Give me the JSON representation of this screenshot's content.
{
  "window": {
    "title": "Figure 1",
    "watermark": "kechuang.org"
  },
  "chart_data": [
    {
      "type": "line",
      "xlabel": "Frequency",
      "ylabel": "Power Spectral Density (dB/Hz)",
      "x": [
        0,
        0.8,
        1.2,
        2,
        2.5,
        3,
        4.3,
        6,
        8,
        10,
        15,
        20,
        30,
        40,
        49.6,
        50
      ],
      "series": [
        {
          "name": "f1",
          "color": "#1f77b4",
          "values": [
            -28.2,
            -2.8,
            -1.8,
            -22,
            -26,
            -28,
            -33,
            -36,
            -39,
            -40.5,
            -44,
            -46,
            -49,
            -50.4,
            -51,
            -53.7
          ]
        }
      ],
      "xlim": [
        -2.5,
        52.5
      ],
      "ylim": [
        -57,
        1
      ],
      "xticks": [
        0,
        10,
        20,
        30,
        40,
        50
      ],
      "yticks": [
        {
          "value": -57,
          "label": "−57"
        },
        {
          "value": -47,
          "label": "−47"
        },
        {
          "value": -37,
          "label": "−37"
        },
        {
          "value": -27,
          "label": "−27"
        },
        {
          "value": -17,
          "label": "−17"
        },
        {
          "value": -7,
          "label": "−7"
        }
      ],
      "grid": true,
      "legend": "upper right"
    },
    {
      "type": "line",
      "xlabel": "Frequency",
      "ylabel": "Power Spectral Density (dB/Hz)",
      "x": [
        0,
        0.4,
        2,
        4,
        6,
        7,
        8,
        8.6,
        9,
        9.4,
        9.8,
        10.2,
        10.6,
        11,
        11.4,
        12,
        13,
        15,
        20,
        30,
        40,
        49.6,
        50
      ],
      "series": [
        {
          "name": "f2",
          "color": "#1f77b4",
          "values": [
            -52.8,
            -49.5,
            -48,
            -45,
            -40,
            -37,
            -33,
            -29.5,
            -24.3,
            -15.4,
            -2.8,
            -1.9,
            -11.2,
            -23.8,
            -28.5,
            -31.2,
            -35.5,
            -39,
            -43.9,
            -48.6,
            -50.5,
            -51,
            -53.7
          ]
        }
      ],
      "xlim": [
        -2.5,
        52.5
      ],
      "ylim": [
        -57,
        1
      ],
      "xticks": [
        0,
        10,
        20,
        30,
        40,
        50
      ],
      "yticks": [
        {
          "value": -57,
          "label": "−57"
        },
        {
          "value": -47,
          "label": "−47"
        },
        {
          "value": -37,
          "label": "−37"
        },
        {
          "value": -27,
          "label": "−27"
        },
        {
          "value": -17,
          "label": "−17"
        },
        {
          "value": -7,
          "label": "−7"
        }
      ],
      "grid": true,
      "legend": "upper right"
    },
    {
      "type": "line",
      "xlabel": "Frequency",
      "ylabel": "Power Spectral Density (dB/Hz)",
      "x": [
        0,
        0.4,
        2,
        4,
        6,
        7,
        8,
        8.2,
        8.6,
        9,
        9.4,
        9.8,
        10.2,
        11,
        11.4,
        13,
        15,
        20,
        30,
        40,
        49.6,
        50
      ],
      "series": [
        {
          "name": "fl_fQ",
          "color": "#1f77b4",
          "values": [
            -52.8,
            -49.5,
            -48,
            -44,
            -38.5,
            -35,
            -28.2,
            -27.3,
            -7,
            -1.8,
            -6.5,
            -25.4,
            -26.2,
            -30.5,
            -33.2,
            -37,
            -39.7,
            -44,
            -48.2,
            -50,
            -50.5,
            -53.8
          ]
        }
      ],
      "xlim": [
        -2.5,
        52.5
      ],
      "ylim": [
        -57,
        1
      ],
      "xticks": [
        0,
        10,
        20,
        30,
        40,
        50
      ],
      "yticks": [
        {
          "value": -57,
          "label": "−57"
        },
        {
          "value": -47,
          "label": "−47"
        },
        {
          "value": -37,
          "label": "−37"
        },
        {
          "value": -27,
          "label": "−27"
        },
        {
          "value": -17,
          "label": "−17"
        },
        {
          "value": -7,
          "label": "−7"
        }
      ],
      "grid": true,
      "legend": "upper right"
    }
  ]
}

════

*EXERCISE REQUIREMENTS*. Give back all the data exactly as written.

*RESPONSE TO THIS EXERCISE*.
Give me the JSON representation of this screenshot's content.
{
  "window": {
    "title": "Figure 1",
    "watermark": "kechuang.org"
  },
  "chart_data": [
    {
      "type": "line",
      "xlabel": "Frequency",
      "ylabel": "Power Spectral Density (dB/Hz)",
      "x": [
        0,
        0.8,
        1.2,
        2,
        2.5,
        3,
        4.3,
        6,
        8,
        10,
        15,
        20,
        30,
        40,
        49.6,
        50
      ],
      "series": [
        {
          "name": "f1",
          "color": "#1f77b4",
          "values": [
            -28.2,
            -2.8,
            -1.8,
            -22,
            -26,
            -28,
            -33,
            -36,
            -39,
            -40.5,
            -44,
            -46,
            -49,
            -50.4,
            -51,
            -53.7
          ]
        }
      ],
      "xlim": [
        -2.5,
        52.5
      ],
      "ylim": [
        -57,
        1
      ],
      "xticks": [
        0,
        10,
        20,
        30,
        40,
        50
      ],
      "yticks": [
        {
          "value": -57,
          "label": "−57"
        },
        {
          "value": -47,
          "label": "−47"
        },
        {
          "value": -37,
          "label": "−37"
        },
        {
          "value": -27,
          "label": "−27"
        },
        {
          "value": -17,
          "label": "−17"
        },
        {
          "value": -7,
          "label": "−7"
        }
      ],
      "grid": true,
      "legend": "upper right"
    },
    {
      "type": "line",
      "xlabel": "Frequency",
      "ylabel": "Power Spectral Density (dB/Hz)",
      "x": [
        0,
        0.4,
        2,
        4,
        6,
        7,
        8,
        8.6,
        9,
        9.4,
        9.8,
        10.2,
        10.6,
        11,
        11.4,
        12,
        13,
        15,
        20,
        30,
        40,
        49.6,
        50
      ],
      "series": [
        {
          "name": "f2",
          "color": "#1f77b4",
          "values": [
            -52.8,
            -49.5,
            -48,
            -45,
            -40,
            -37,
            -33,
            -29.5,
            -24.3,
            -15.4,
            -2.8,
            -1.9,
            -11.2,
            -23.8,
            -28.5,
            -31.2,
            -35.5,
            -39,
            -43.9,
            -48.6,
            -50.5,
            -51,
            -53.7
          ]
        }
      ],
      "xlim": [
        -2.5,
        52.5
      ],
      "ylim": [
        -57,
        1
      ],
      "xticks": [
        0,
        10,
        20,
        30,
        40,
        50
      ],
      "yticks": [
        {
          "value": -57,
          "label": "−57"
        },
        {
          "value": -47,
          "label": "−47"
        },
        {
          "value": -37,
          "label": "−37"
        },
        {
          "value": -27,
          "label": "−27"
        },
        {
          "value": -17,
          "label": "−17"
        },
        {
          "value": -7,
          "label": "−7"
        }
      ],
      "grid": true,
      "legend": "upper right"
    },
    {
      "type": "line",
      "xlabel": "Frequency",
      "ylabel": "Power Spectral Density (dB/Hz)",
      "x": [
        0,
        0.4,
        2,
        4,
        6,
        7,
        8,
        8.2,
        8.6,
        9,
        9.4,
        9.8,
        10.2,
        11,
        11.4,
        13,
        15,
        20,
        30,
        40,
        49.6,
        50
      ],
      "series": [
        {
          "name": "fl_fQ",
          "color": "#1f77b4",
          "values": [
            -52.8,
            -49.5,
            -48,
            -44,
            -38.5,
            -35,
            -28.2,
            -27.3,
            -7,
            -1.8,
            -6.5,
            -25.4,
            -26.2,
            -30.5,
            -33.2,
            -37,
            -39.7,
            -44,
            -48.2,
            -50,
            -50.5,
            -53.8
          ]
        }
      ],
      "xlim": [
        -2.5,
        52.5
      ],
      "ylim": [
        -57,
        1
      ],
      "xticks": [
        0,
        10,
        20,
        30,
        40,
        50
      ],
      "yticks": [
        {
          "value": -57,
          "label": "−57"
        },
        {
          "value": -47,
          "label": "−47"
        },
        {
          "value": -37,
          "label": "−37"
        },
        {
          "value": -27,
          "label": "−27"
        },
        {
          "value": -17,
          "label": "−17"
        },
        {
          "value": -7,
          "label": "−7"
        }
      ],
      "grid": true,
      "legend": "upper right"
    }
  ]
}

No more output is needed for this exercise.